WORK TO DO: Extract the whole listing as it stands. Do not include the pictures.

* START RECORDS FOR THIS EXERCISE *

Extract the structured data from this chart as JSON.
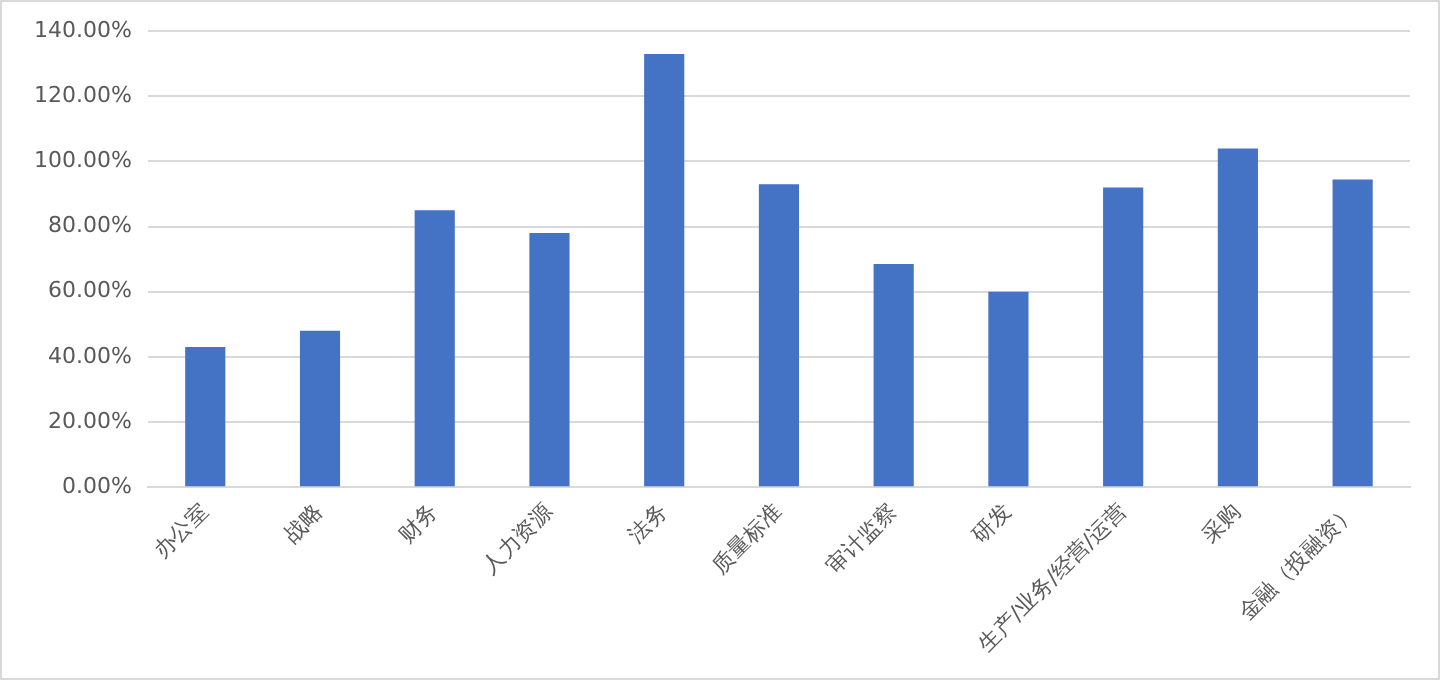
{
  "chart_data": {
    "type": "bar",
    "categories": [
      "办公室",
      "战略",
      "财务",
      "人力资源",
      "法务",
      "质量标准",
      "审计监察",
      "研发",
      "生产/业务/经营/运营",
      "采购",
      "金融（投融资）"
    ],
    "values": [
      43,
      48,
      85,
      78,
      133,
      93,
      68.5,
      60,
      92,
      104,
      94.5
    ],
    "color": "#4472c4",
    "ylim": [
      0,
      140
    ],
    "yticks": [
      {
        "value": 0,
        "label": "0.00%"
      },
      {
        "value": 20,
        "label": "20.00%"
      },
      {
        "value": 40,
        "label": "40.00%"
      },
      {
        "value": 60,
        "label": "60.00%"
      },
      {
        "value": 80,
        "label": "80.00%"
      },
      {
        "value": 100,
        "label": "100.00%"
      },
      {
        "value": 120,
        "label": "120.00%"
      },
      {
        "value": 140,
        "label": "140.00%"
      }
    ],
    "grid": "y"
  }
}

* END RECORDS FOR THIS EXERCISE *

SOLUTION TO THIS PROBLEM:
Extract the structured data from this chart as JSON.
{
  "chart_data": {
    "type": "bar",
    "categories": [
      "办公室",
      "战略",
      "财务",
      "人力资源",
      "法务",
      "质量标准",
      "审计监察",
      "研发",
      "生产/业务/经营/运营",
      "采购",
      "金融（投融资）"
    ],
    "values": [
      43,
      48,
      85,
      78,
      133,
      93,
      68.5,
      60,
      92,
      104,
      94.5
    ],
    "color": "#4472c4",
    "ylim": [
      0,
      140
    ],
    "yticks": [
      {
        "value": 0,
        "label": "0.00%"
      },
      {
        "value": 20,
        "label": "20.00%"
      },
      {
        "value": 40,
        "label": "40.00%"
      },
      {
        "value": 60,
        "label": "60.00%"
      },
      {
        "value": 80,
        "label": "80.00%"
      },
      {
        "value": 100,
        "label": "100.00%"
      },
      {
        "value": 120,
        "label": "120.00%"
      },
      {
        "value": 140,
        "label": "140.00%"
      }
    ],
    "grid": "y"
  }
}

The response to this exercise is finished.